> _Task statement_:
Quote only the lines that start at the line with "Extract all readable text from this page." and run to the end of the entries; omit the pictures.

> _Provided entries_:
— BEGIN —
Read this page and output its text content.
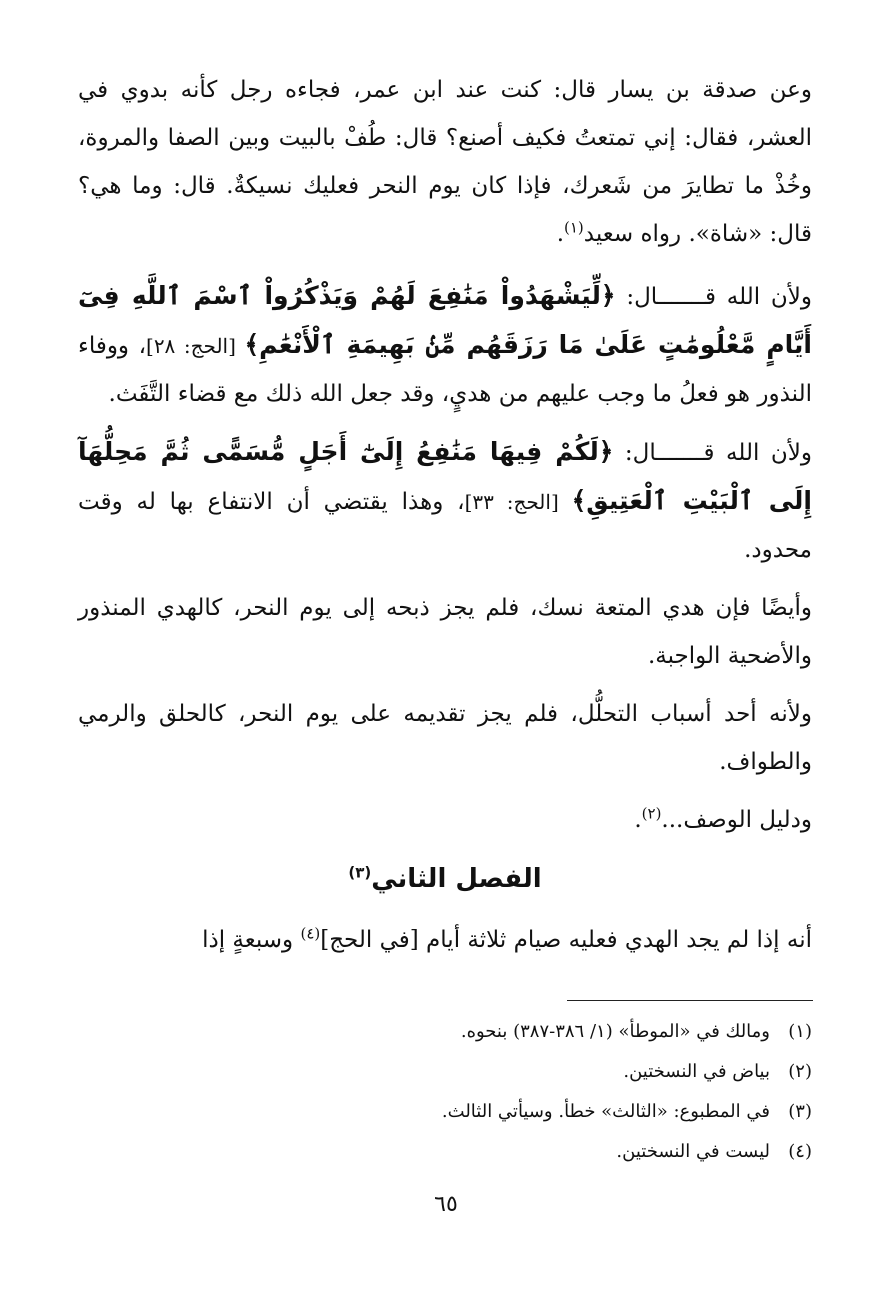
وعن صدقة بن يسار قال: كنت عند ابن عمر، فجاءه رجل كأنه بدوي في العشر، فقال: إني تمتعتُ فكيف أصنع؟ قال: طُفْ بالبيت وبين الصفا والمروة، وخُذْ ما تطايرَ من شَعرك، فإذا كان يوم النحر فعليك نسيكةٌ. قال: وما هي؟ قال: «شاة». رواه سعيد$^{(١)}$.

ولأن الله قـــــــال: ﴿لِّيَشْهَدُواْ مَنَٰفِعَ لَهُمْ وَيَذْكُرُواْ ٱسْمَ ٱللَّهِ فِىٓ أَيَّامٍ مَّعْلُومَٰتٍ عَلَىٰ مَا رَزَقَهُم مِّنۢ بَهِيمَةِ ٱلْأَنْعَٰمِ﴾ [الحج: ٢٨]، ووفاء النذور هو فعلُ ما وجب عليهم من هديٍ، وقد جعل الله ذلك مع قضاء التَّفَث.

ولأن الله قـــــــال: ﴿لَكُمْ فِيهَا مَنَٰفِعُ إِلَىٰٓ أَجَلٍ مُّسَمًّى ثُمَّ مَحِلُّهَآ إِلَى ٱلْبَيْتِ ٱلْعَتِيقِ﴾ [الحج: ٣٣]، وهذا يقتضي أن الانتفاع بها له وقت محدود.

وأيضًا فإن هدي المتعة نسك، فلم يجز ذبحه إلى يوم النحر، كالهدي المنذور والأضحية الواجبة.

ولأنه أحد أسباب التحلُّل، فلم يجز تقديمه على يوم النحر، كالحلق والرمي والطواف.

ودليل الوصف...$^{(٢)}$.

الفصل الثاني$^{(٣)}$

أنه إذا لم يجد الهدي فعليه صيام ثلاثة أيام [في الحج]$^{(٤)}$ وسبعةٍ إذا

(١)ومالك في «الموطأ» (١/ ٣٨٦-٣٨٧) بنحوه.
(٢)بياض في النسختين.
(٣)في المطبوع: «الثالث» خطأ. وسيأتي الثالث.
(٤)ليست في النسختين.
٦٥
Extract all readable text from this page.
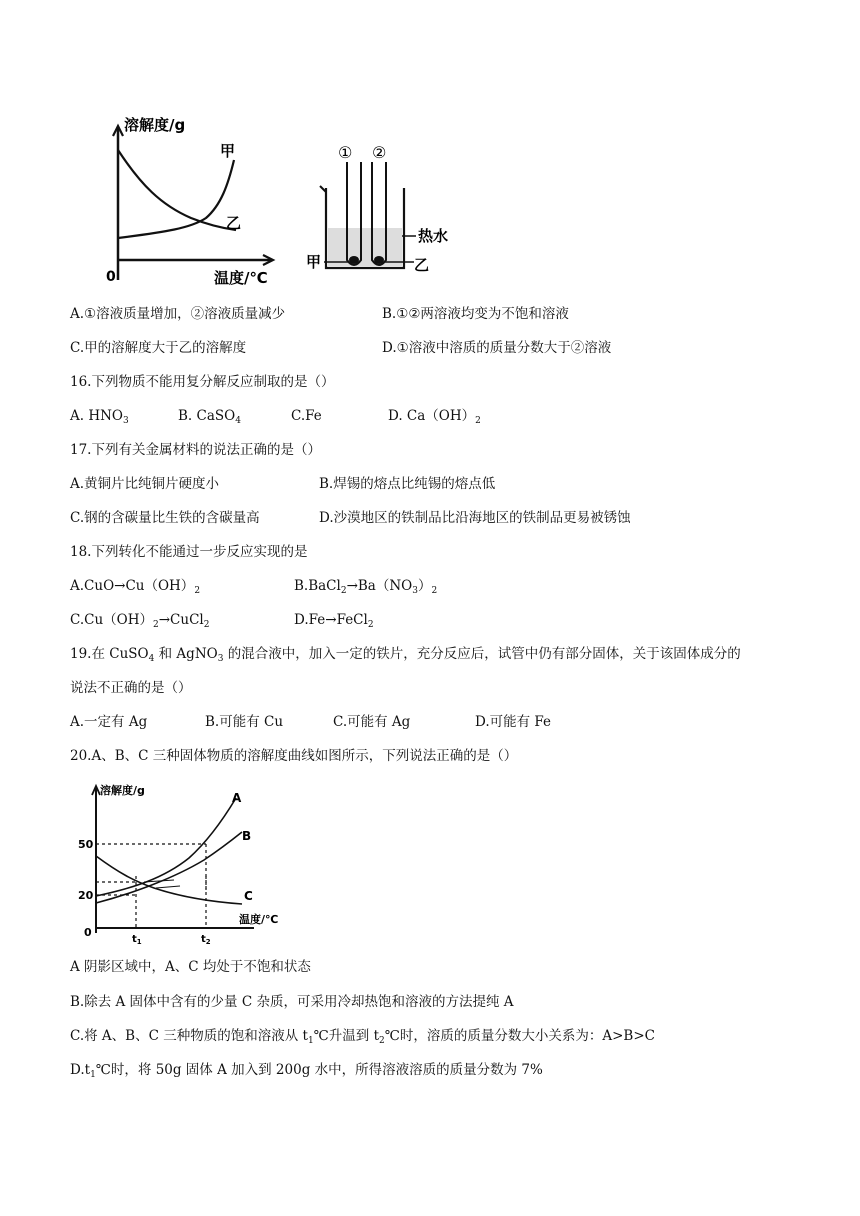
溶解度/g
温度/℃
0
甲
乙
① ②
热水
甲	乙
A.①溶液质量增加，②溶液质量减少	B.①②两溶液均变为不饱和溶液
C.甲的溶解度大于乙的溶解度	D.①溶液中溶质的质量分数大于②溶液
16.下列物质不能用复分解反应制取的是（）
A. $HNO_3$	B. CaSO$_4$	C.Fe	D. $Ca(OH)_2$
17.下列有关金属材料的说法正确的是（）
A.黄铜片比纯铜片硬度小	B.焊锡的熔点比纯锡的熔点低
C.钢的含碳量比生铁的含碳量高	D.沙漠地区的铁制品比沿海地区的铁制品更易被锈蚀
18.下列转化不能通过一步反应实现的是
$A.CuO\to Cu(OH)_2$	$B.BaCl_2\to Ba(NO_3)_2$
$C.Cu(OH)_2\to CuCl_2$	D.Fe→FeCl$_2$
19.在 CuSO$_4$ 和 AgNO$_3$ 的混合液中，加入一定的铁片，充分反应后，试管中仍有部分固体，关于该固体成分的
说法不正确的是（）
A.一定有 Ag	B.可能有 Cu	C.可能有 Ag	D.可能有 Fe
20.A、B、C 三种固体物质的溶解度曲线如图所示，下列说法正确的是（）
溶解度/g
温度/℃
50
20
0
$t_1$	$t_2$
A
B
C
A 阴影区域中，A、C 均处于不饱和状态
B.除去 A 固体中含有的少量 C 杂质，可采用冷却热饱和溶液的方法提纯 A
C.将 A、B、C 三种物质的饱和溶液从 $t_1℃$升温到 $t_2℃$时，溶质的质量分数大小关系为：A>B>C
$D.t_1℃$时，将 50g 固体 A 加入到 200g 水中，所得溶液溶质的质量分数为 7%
— END —
> _Finished task_:
Extract all readable text from this page.
溶解度/g
温度/℃
0
甲
乙
① ②
热水
甲	乙
A.①溶液质量增加，②溶液质量减少	B.①②两溶液均变为不饱和溶液
C.甲的溶解度大于乙的溶解度	D.①溶液中溶质的质量分数大于②溶液
16.下列物质不能用复分解反应制取的是（）
A. $HNO_3$	B. CaSO$_4$	C.Fe	D. $Ca(OH)_2$
17.下列有关金属材料的说法正确的是（）
A.黄铜片比纯铜片硬度小	B.焊锡的熔点比纯锡的熔点低
C.钢的含碳量比生铁的含碳量高	D.沙漠地区的铁制品比沿海地区的铁制品更易被锈蚀
18.下列转化不能通过一步反应实现的是
$A.CuO\to Cu(OH)_2$	$B.BaCl_2\to Ba(NO_3)_2$
$C.Cu(OH)_2\to CuCl_2$	D.Fe→FeCl$_2$
19.在 CuSO$_4$ 和 AgNO$_3$ 的混合液中，加入一定的铁片，充分反应后，试管中仍有部分固体，关于该固体成分的
说法不正确的是（）
A.一定有 Ag	B.可能有 Cu	C.可能有 Ag	D.可能有 Fe
20.A、B、C 三种固体物质的溶解度曲线如图所示，下列说法正确的是（）
溶解度/g
温度/℃
50
20
0
$t_1$	$t_2$
A
B
C
A 阴影区域中，A、C 均处于不饱和状态
B.除去 A 固体中含有的少量 C 杂质，可采用冷却热饱和溶液的方法提纯 A
C.将 A、B、C 三种物质的饱和溶液从 $t_1℃$升温到 $t_2℃$时，溶质的质量分数大小关系为：A>B>C
$D.t_1℃$时，将 50g 固体 A 加入到 200g 水中，所得溶液溶质的质量分数为 7%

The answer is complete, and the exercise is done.